Dataset extract:
══════════
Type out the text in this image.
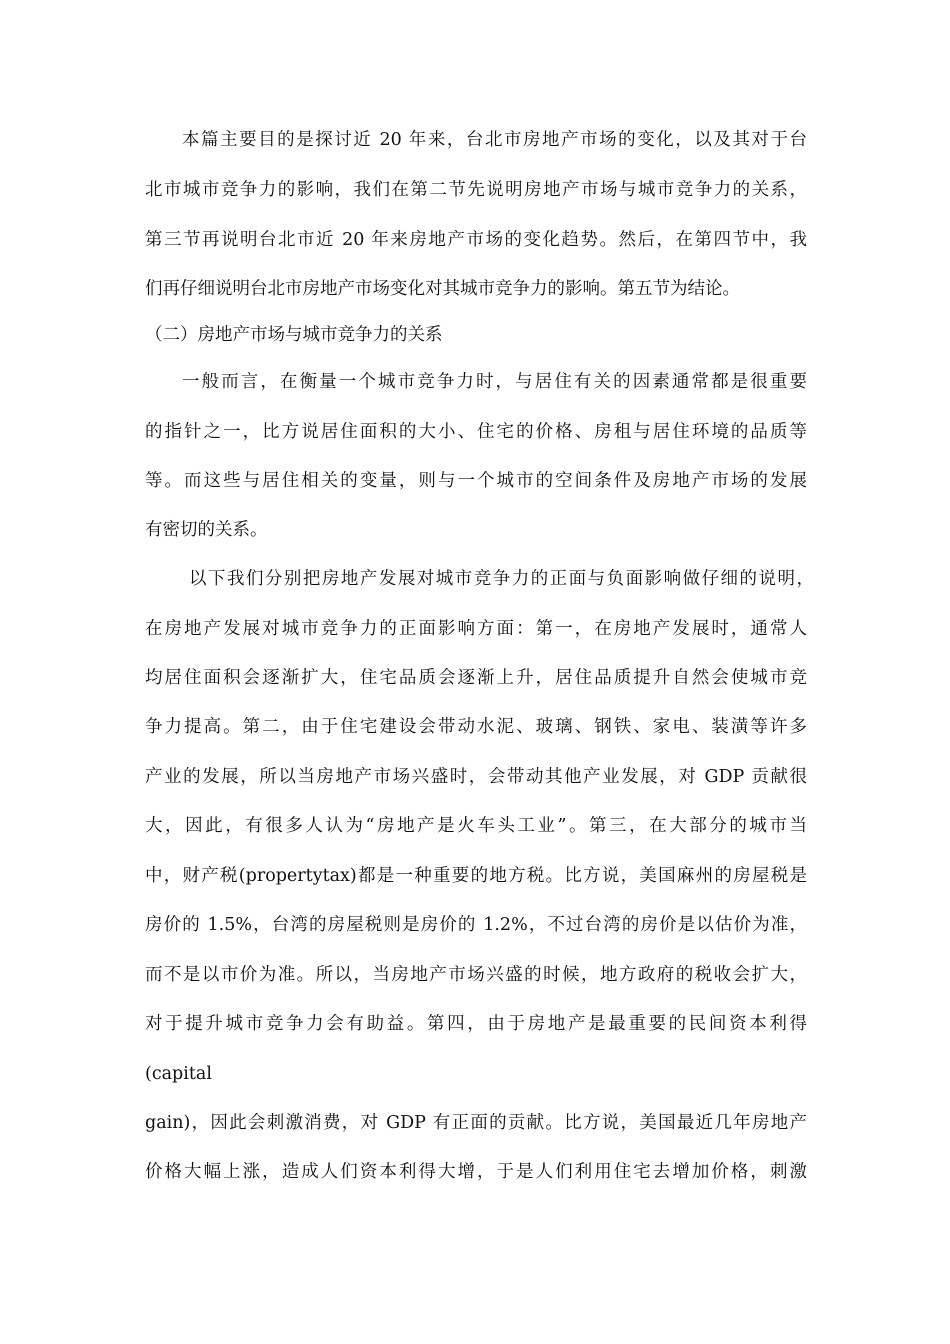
本篇主要目的是探讨近 20 年来，台北市房地产市场的变化，以及其对于台
北市城市竞争力的影响，我们在第二节先说明房地产市场与城市竞争力的关系，
第三节再说明台北市近 20 年来房地产市场的变化趋势。然后，在第四节中，我
们再仔细说明台北市房地产市场变化对其城市竞争力的影响。第五节为结论。
（二）房地产市场与城市竞争力的关系
一般而言，在衡量一个城市竞争力时，与居住有关的因素通常都是很重要
的指针之一，比方说居住面积的大小、住宅的价格、房租与居住环境的品质等
等。而这些与居住相关的变量，则与一个城市的空间条件及房地产市场的发展
有密切的关系。
以下我们分别把房地产发展对城市竞争力的正面与负面影响做仔细的说明，
在房地产发展对城市竞争力的正面影响方面：第一，在房地产发展时，通常人
均居住面积会逐渐扩大，住宅品质会逐渐上升，居住品质提升自然会使城市竞
争力提高。第二，由于住宅建设会带动水泥、玻璃、钢铁、家电、装潢等许多
产业的发展，所以当房地产市场兴盛时，会带动其他产业发展，对 GDP 贡献很
大，因此，有很多人认为“房地产是火车头工业”。第三，在大部分的城市当
中，财产税(propertytax)都是一种重要的地方税。比方说，美国麻州的房屋税是
房价的 1.5%，台湾的房屋税则是房价的 1.2%，不过台湾的房价是以估价为准，
而不是以市价为准。所以，当房地产市场兴盛的时候，地方政府的税收会扩大，
对于提升城市竞争力会有助益。第四，由于房地产是最重要的民间资本利得
(capital
gain)，因此会刺激消费，对 GDP 有正面的贡献。比方说，美国最近几年房地产
价格大幅上涨，造成人们资本利得大增，于是人们利用住宅去增加价格，刺激
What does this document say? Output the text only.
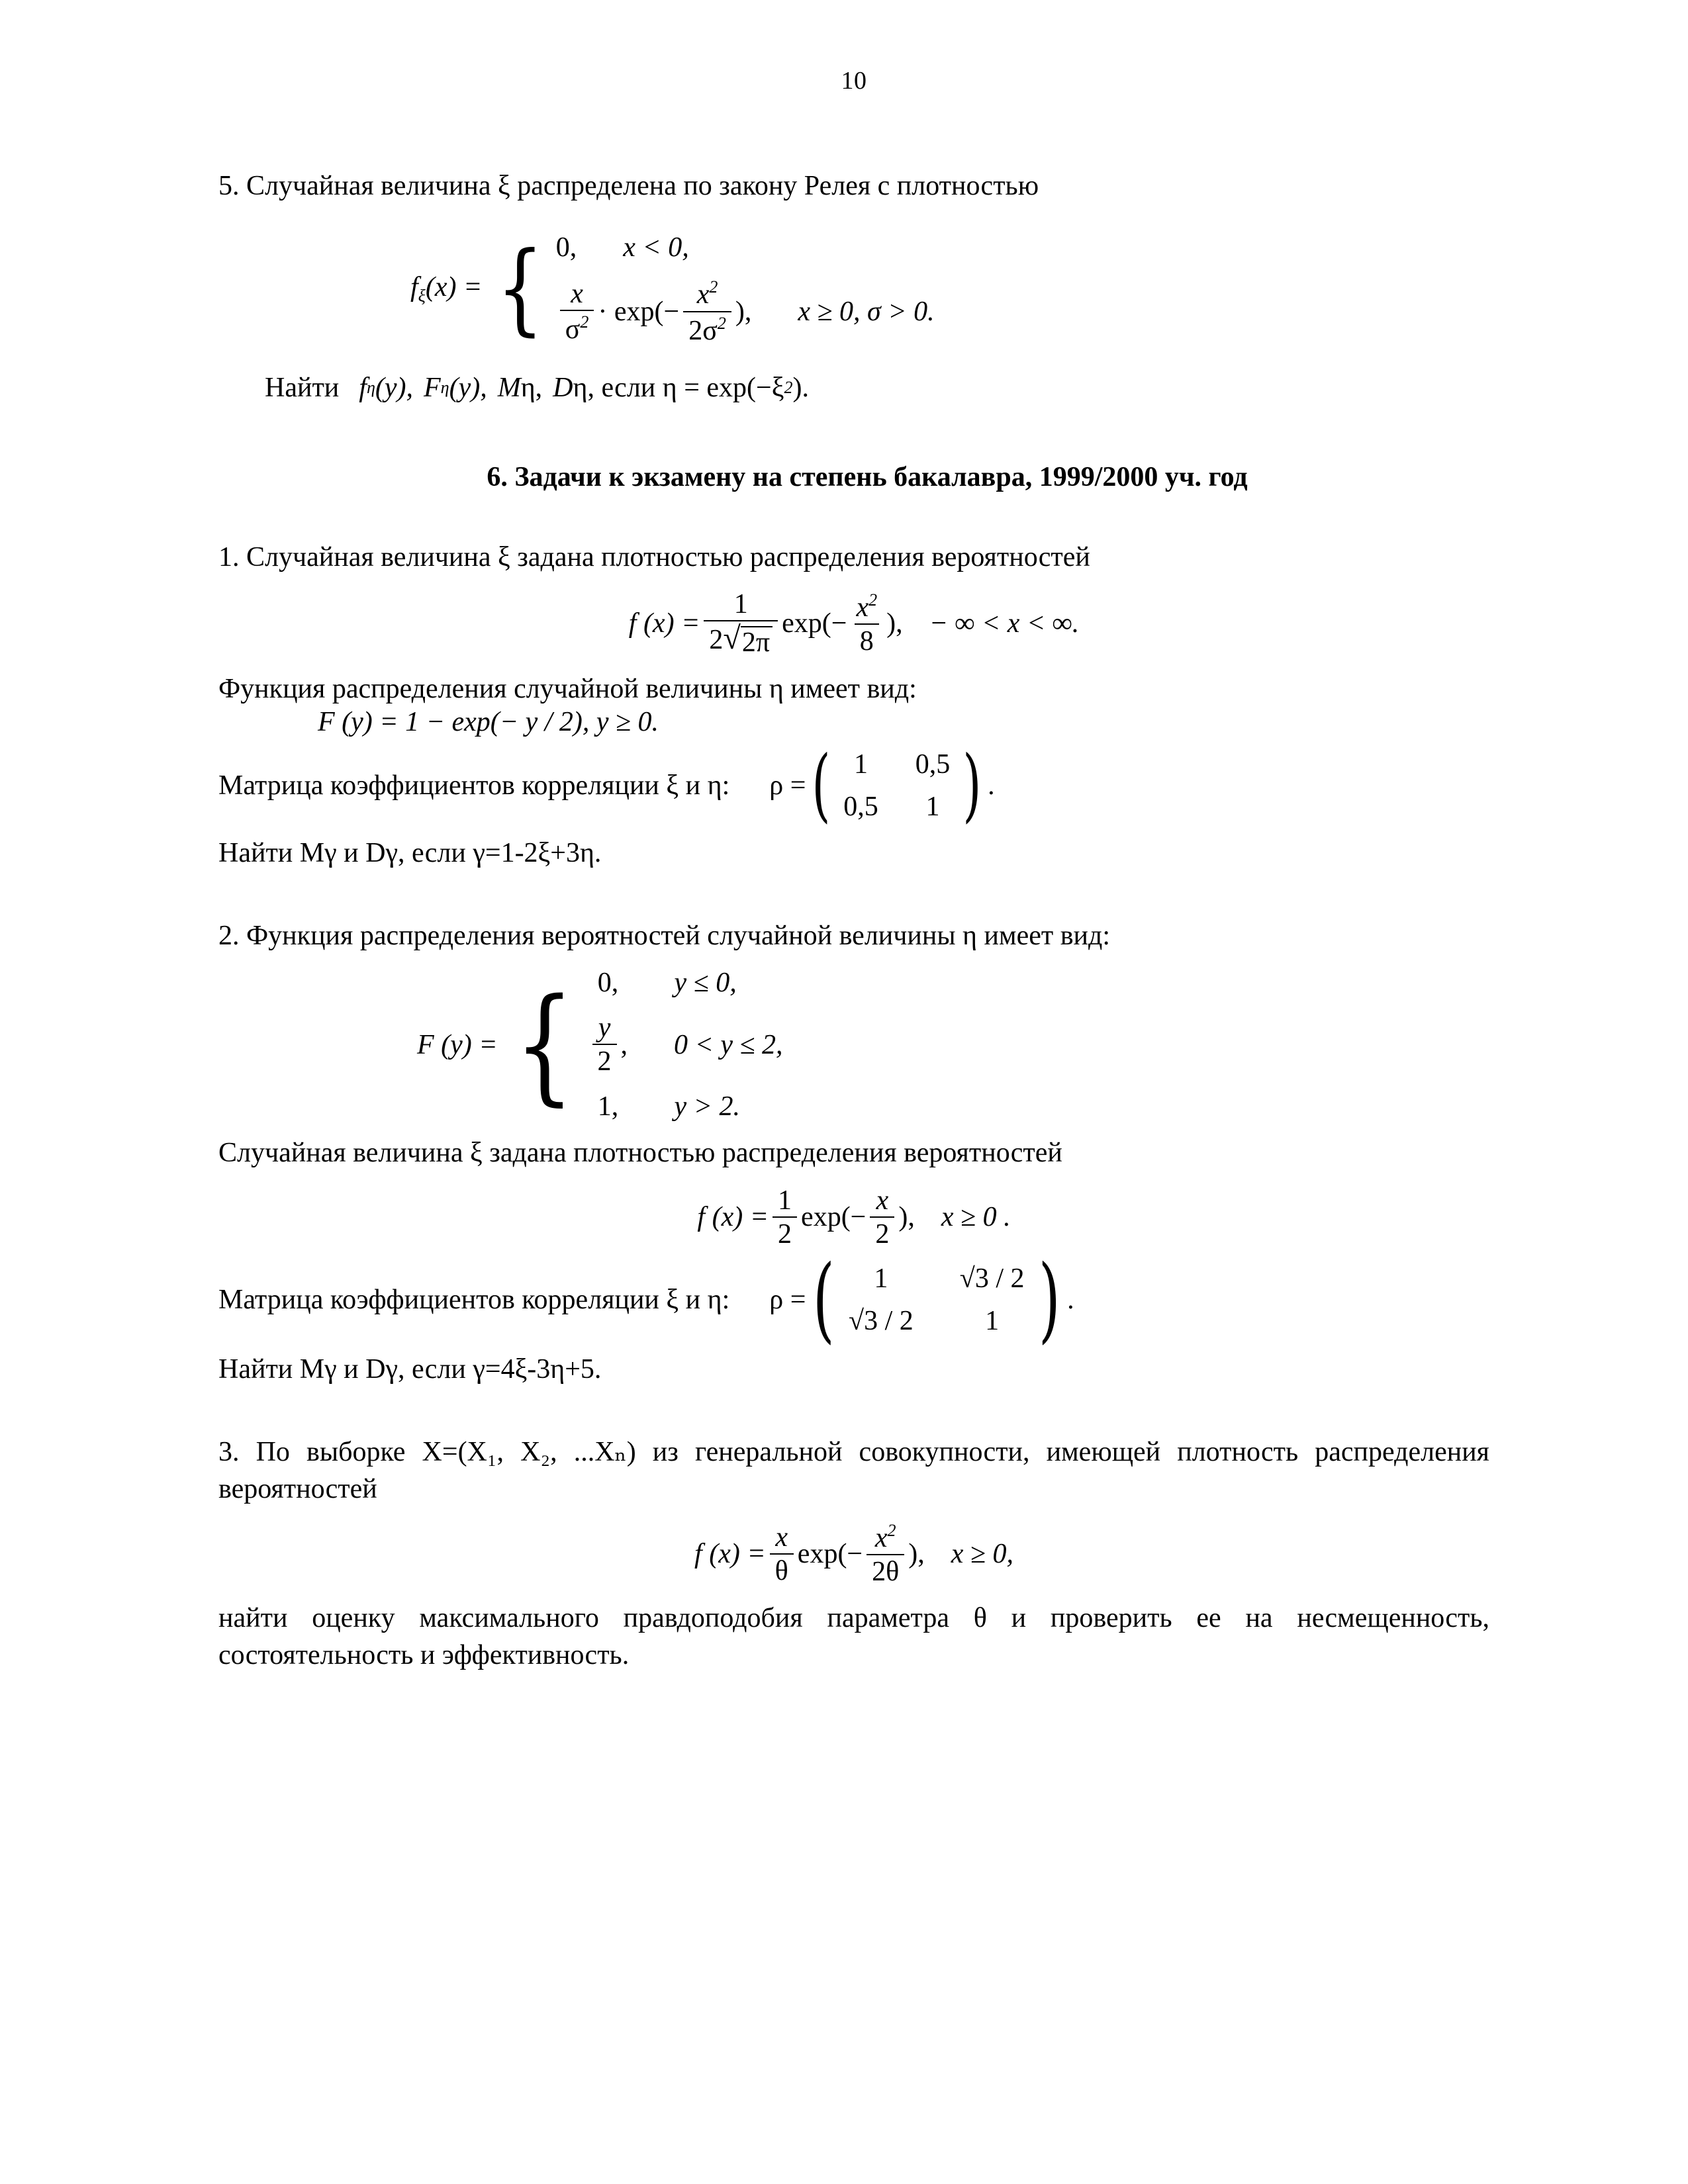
10

5. Случайная величина ξ распределена по закону Релея с плотностью

$f_\xi(x)$ = { 0, x < 0,
$\frac{x}{\sigma^2} \cdot \exp(- \frac{x^2}{2\sigma^2}$ ), x ≥ 0, σ > 0.
Найти f η (y), F η (y), M η , D η , если η = exp(−ξ 2 ).
6. Задачи к экзамену на степень бакалавра, 1999/2000 уч. год

1. Случайная величина ξ задана плотностью распределения вероятностей

f $(x) = \frac{1}{2 √ 2\pi} \exp(- \frac{x^2}{8}$ ), − ∞ < x < ∞.

Функция распределения случайной величины η имеет вид:

F (y) = 1 − exp(− y / 2), y ≥ 0.
Матрица коэффициентов корреляции ξ и η: ρ = ( 1	0,5
0,5	1 ) .

Найти Mγ и Dγ, если γ=1-2ξ+3η.

2. Функция распределения вероятностей случайной величины η имеет вид:

F (y) = { 0,	y ≤ 0,
$\frac{y}{2}$ , 0 < y ≤ 2,
1,	y > 2.

Случайная величина ξ задана плотностью распределения вероятностей

f $(x) = \frac{1}{2} \exp(- \frac{x}{2}$ ), x ≥ 0 .
Матрица коэффициентов корреляции ξ и η: ρ = (	1	√3 / 2
√3 / 2	1 ) .

Найти Mγ и Dγ, если γ=4ξ-3η+5.

3. По выборке X=(X₁, X₂, ...Xₙ) из генеральной совокупности, имеющей плотность распределения вероятностей

f $(x) = \frac{x}{\theta} \exp(- \frac{x^2}{2\theta}$ ), x ≥ 0,

найти оценку максимального правдоподобия параметра θ и проверить ее на несмещенность, состоятельность и эффективность.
══════════
Exercise aim:
Transcribe the whole listing exactly. Pictures stay out of your copy.

Result:
Type out the text in this image.
本篇主要目的是探讨近 20 年来，台北市房地产市场的变化，以及其对于台
北市城市竞争力的影响，我们在第二节先说明房地产市场与城市竞争力的关系，
第三节再说明台北市近 20 年来房地产市场的变化趋势。然后，在第四节中，我
们再仔细说明台北市房地产市场变化对其城市竞争力的影响。第五节为结论。
（二）房地产市场与城市竞争力的关系
一般而言，在衡量一个城市竞争力时，与居住有关的因素通常都是很重要
的指针之一，比方说居住面积的大小、住宅的价格、房租与居住环境的品质等
等。而这些与居住相关的变量，则与一个城市的空间条件及房地产市场的发展
有密切的关系。
以下我们分别把房地产发展对城市竞争力的正面与负面影响做仔细的说明，
在房地产发展对城市竞争力的正面影响方面：第一，在房地产发展时，通常人
均居住面积会逐渐扩大，住宅品质会逐渐上升，居住品质提升自然会使城市竞
争力提高。第二，由于住宅建设会带动水泥、玻璃、钢铁、家电、装潢等许多
产业的发展，所以当房地产市场兴盛时，会带动其他产业发展，对 GDP 贡献很
大，因此，有很多人认为“房地产是火车头工业”。第三，在大部分的城市当
中，财产税(propertytax)都是一种重要的地方税。比方说，美国麻州的房屋税是
房价的 1.5%，台湾的房屋税则是房价的 1.2%，不过台湾的房价是以估价为准，
而不是以市价为准。所以，当房地产市场兴盛的时候，地方政府的税收会扩大，
对于提升城市竞争力会有助益。第四，由于房地产是最重要的民间资本利得
(capital
gain)，因此会刺激消费，对 GDP 有正面的贡献。比方说，美国最近几年房地产
价格大幅上涨，造成人们资本利得大增，于是人们利用住宅去增加价格，刺激
What does this document say? Output the text only.
10

5. Случайная величина ξ распределена по закону Релея с плотностью

$f_\xi(x)$ = { 0, x < 0,
$\frac{x}{\sigma^2} \cdot \exp(- \frac{x^2}{2\sigma^2}$ ), x ≥ 0, σ > 0.
Найти f η (y), F η (y), M η , D η , если η = exp(−ξ 2 ).
6. Задачи к экзамену на степень бакалавра, 1999/2000 уч. год

1. Случайная величина ξ задана плотностью распределения вероятностей

f $(x) = \frac{1}{2 √ 2\pi} \exp(- \frac{x^2}{8}$ ), − ∞ < x < ∞.

Функция распределения случайной величины η имеет вид:

F (y) = 1 − exp(− y / 2), y ≥ 0.
Матрица коэффициентов корреляции ξ и η: ρ = ( 1	0,5
0,5	1 ) .

Найти Mγ и Dγ, если γ=1-2ξ+3η.

2. Функция распределения вероятностей случайной величины η имеет вид:

F (y) = { 0,	y ≤ 0,
$\frac{y}{2}$ , 0 < y ≤ 2,
1,	y > 2.

Случайная величина ξ задана плотностью распределения вероятностей

f $(x) = \frac{1}{2} \exp(- \frac{x}{2}$ ), x ≥ 0 .
Матрица коэффициентов корреляции ξ и η: ρ = (	1	√3 / 2
√3 / 2	1 ) .

Найти Mγ и Dγ, если γ=4ξ-3η+5.

3. По выборке X=(X₁, X₂, ...Xₙ) из генеральной совокупности, имеющей плотность распределения вероятностей

f $(x) = \frac{x}{\theta} \exp(- \frac{x^2}{2\theta}$ ), x ≥ 0,

найти оценку максимального правдоподобия параметра θ и проверить ее на несмещенность, состоятельность и эффективность.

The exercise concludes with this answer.